To do:
Write the material out again, line by line, exactly as it is.

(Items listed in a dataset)
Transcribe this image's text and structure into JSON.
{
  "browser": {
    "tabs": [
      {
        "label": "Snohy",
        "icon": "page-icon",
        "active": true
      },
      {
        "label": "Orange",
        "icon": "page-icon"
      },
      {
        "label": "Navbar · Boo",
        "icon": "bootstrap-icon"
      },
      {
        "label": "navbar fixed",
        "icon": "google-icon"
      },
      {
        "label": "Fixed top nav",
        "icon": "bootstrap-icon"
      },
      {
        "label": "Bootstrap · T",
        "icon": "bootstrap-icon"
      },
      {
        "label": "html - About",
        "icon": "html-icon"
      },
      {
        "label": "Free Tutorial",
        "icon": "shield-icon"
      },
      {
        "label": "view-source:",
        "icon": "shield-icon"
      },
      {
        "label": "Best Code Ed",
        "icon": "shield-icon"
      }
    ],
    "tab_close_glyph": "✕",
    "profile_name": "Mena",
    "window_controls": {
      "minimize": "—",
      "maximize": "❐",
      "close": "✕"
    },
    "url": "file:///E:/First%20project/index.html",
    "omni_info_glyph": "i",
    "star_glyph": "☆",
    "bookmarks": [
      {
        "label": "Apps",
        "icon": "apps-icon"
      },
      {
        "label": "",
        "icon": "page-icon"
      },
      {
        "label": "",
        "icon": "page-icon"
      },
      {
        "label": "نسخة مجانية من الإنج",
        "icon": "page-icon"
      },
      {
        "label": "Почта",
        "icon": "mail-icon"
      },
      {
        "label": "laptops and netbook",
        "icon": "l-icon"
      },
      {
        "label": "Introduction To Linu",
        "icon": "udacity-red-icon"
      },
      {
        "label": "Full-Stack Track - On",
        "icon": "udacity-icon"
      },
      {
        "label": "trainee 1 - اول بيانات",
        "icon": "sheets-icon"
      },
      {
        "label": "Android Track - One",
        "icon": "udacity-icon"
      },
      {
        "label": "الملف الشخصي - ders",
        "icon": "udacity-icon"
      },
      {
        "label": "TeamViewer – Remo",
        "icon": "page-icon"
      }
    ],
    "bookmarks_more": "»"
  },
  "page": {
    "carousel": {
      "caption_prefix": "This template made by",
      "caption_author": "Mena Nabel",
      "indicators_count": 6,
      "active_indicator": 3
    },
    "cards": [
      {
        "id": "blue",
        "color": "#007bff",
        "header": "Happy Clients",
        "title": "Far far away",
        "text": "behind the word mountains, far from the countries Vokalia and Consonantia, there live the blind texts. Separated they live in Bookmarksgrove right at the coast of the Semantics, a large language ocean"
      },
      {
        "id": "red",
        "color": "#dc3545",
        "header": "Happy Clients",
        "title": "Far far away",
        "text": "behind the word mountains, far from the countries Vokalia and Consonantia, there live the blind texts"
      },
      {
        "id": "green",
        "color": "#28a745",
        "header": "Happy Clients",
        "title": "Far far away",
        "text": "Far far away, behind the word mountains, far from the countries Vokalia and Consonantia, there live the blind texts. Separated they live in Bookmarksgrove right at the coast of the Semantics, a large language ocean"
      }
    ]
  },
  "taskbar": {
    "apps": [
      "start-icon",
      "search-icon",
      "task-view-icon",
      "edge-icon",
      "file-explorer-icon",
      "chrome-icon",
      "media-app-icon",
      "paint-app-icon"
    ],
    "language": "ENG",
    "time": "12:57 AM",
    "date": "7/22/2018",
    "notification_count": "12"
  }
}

The output:
Transcribe this image's text and structure into JSON.
{
  "browser": {
    "tabs": [
      {
        "label": "Snohy",
        "icon": "page-icon",
        "active": true
      },
      {
        "label": "Orange",
        "icon": "page-icon"
      },
      {
        "label": "Navbar · Boo",
        "icon": "bootstrap-icon"
      },
      {
        "label": "navbar fixed",
        "icon": "google-icon"
      },
      {
        "label": "Fixed top nav",
        "icon": "bootstrap-icon"
      },
      {
        "label": "Bootstrap · T",
        "icon": "bootstrap-icon"
      },
      {
        "label": "html - About",
        "icon": "html-icon"
      },
      {
        "label": "Free Tutorial",
        "icon": "shield-icon"
      },
      {
        "label": "view-source:",
        "icon": "shield-icon"
      },
      {
        "label": "Best Code Ed",
        "icon": "shield-icon"
      }
    ],
    "tab_close_glyph": "✕",
    "profile_name": "Mena",
    "window_controls": {
      "minimize": "—",
      "maximize": "❐",
      "close": "✕"
    },
    "url": "file:///E:/First%20project/index.html",
    "omni_info_glyph": "i",
    "star_glyph": "☆",
    "bookmarks": [
      {
        "label": "Apps",
        "icon": "apps-icon"
      },
      {
        "label": "",
        "icon": "page-icon"
      },
      {
        "label": "",
        "icon": "page-icon"
      },
      {
        "label": "نسخة مجانية من الإنج",
        "icon": "page-icon"
      },
      {
        "label": "Почта",
        "icon": "mail-icon"
      },
      {
        "label": "laptops and netbook",
        "icon": "l-icon"
      },
      {
        "label": "Introduction To Linu",
        "icon": "udacity-red-icon"
      },
      {
        "label": "Full-Stack Track - On",
        "icon": "udacity-icon"
      },
      {
        "label": "trainee 1 - اول بيانات",
        "icon": "sheets-icon"
      },
      {
        "label": "Android Track - One",
        "icon": "udacity-icon"
      },
      {
        "label": "الملف الشخصي - ders",
        "icon": "udacity-icon"
      },
      {
        "label": "TeamViewer – Remo",
        "icon": "page-icon"
      }
    ],
    "bookmarks_more": "»"
  },
  "page": {
    "carousel": {
      "caption_prefix": "This template made by",
      "caption_author": "Mena Nabel",
      "indicators_count": 6,
      "active_indicator": 3
    },
    "cards": [
      {
        "id": "blue",
        "color": "#007bff",
        "header": "Happy Clients",
        "title": "Far far away",
        "text": "behind the word mountains, far from the countries Vokalia and Consonantia, there live the blind texts. Separated they live in Bookmarksgrove right at the coast of the Semantics, a large language ocean"
      },
      {
        "id": "red",
        "color": "#dc3545",
        "header": "Happy Clients",
        "title": "Far far away",
        "text": "behind the word mountains, far from the countries Vokalia and Consonantia, there live the blind texts"
      },
      {
        "id": "green",
        "color": "#28a745",
        "header": "Happy Clients",
        "title": "Far far away",
        "text": "Far far away, behind the word mountains, far from the countries Vokalia and Consonantia, there live the blind texts. Separated they live in Bookmarksgrove right at the coast of the Semantics, a large language ocean"
      }
    ]
  },
  "taskbar": {
    "apps": [
      "start-icon",
      "search-icon",
      "task-view-icon",
      "edge-icon",
      "file-explorer-icon",
      "chrome-icon",
      "media-app-icon",
      "paint-app-icon"
    ],
    "language": "ENG",
    "time": "12:57 AM",
    "date": "7/22/2018",
    "notification_count": "12"
  }
}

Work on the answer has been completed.